Set down each record exactly as written.

** Data records **
※ ※ ※
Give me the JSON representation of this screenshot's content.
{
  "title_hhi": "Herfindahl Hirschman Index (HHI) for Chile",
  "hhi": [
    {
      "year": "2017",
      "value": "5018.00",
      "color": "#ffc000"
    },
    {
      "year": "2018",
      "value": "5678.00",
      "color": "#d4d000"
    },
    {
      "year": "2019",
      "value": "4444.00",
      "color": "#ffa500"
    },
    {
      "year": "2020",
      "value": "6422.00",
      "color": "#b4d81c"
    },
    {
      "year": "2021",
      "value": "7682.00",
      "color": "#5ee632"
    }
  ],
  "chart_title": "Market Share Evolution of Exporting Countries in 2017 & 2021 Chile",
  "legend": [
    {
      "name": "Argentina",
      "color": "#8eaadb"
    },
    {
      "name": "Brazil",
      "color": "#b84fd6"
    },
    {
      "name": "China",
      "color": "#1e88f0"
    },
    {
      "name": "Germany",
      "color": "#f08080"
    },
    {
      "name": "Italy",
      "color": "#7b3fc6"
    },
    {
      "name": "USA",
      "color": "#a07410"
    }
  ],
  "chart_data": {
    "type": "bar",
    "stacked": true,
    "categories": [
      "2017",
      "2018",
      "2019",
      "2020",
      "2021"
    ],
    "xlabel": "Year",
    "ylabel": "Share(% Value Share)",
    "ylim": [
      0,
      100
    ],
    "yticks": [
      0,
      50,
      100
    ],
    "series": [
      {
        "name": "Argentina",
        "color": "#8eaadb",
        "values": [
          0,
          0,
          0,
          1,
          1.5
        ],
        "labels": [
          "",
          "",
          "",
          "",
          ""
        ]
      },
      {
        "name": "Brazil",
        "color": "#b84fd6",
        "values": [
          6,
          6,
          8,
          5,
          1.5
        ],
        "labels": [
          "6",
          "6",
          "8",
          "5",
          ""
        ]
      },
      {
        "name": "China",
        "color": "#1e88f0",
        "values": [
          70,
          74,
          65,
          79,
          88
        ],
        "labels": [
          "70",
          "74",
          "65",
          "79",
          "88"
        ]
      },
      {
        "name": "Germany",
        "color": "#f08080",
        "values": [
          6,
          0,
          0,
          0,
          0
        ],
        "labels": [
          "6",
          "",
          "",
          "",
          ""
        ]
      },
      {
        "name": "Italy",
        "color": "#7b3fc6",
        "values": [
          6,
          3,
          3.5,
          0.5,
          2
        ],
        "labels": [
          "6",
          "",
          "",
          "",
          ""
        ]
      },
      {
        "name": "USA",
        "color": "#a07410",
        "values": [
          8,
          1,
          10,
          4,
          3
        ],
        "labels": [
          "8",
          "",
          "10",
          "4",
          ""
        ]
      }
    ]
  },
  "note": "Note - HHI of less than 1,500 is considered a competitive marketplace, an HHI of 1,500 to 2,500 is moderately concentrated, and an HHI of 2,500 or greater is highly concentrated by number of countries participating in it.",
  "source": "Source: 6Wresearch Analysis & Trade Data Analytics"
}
※ ※ ※
** Expected answer **
Give me the JSON representation of this screenshot's content.
{
  "title_hhi": "Herfindahl Hirschman Index (HHI) for Chile",
  "hhi": [
    {
      "year": "2017",
      "value": "5018.00",
      "color": "#ffc000"
    },
    {
      "year": "2018",
      "value": "5678.00",
      "color": "#d4d000"
    },
    {
      "year": "2019",
      "value": "4444.00",
      "color": "#ffa500"
    },
    {
      "year": "2020",
      "value": "6422.00",
      "color": "#b4d81c"
    },
    {
      "year": "2021",
      "value": "7682.00",
      "color": "#5ee632"
    }
  ],
  "chart_title": "Market Share Evolution of Exporting Countries in 2017 & 2021 Chile",
  "legend": [
    {
      "name": "Argentina",
      "color": "#8eaadb"
    },
    {
      "name": "Brazil",
      "color": "#b84fd6"
    },
    {
      "name": "China",
      "color": "#1e88f0"
    },
    {
      "name": "Germany",
      "color": "#f08080"
    },
    {
      "name": "Italy",
      "color": "#7b3fc6"
    },
    {
      "name": "USA",
      "color": "#a07410"
    }
  ],
  "chart_data": {
    "type": "bar",
    "stacked": true,
    "categories": [
      "2017",
      "2018",
      "2019",
      "2020",
      "2021"
    ],
    "xlabel": "Year",
    "ylabel": "Share(% Value Share)",
    "ylim": [
      0,
      100
    ],
    "yticks": [
      0,
      50,
      100
    ],
    "series": [
      {
        "name": "Argentina",
        "color": "#8eaadb",
        "values": [
          0,
          0,
          0,
          1,
          1.5
        ],
        "labels": [
          "",
          "",
          "",
          "",
          ""
        ]
      },
      {
        "name": "Brazil",
        "color": "#b84fd6",
        "values": [
          6,
          6,
          8,
          5,
          1.5
        ],
        "labels": [
          "6",
          "6",
          "8",
          "5",
          ""
        ]
      },
      {
        "name": "China",
        "color": "#1e88f0",
        "values": [
          70,
          74,
          65,
          79,
          88
        ],
        "labels": [
          "70",
          "74",
          "65",
          "79",
          "88"
        ]
      },
      {
        "name": "Germany",
        "color": "#f08080",
        "values": [
          6,
          0,
          0,
          0,
          0
        ],
        "labels": [
          "6",
          "",
          "",
          "",
          ""
        ]
      },
      {
        "name": "Italy",
        "color": "#7b3fc6",
        "values": [
          6,
          3,
          3.5,
          0.5,
          2
        ],
        "labels": [
          "6",
          "",
          "",
          "",
          ""
        ]
      },
      {
        "name": "USA",
        "color": "#a07410",
        "values": [
          8,
          1,
          10,
          4,
          3
        ],
        "labels": [
          "8",
          "",
          "10",
          "4",
          ""
        ]
      }
    ]
  },
  "note": "Note - HHI of less than 1,500 is considered a competitive marketplace, an HHI of 1,500 to 2,500 is moderately concentrated, and an HHI of 2,500 or greater is highly concentrated by number of countries participating in it.",
  "source": "Source: 6Wresearch Analysis & Trade Data Analytics"
}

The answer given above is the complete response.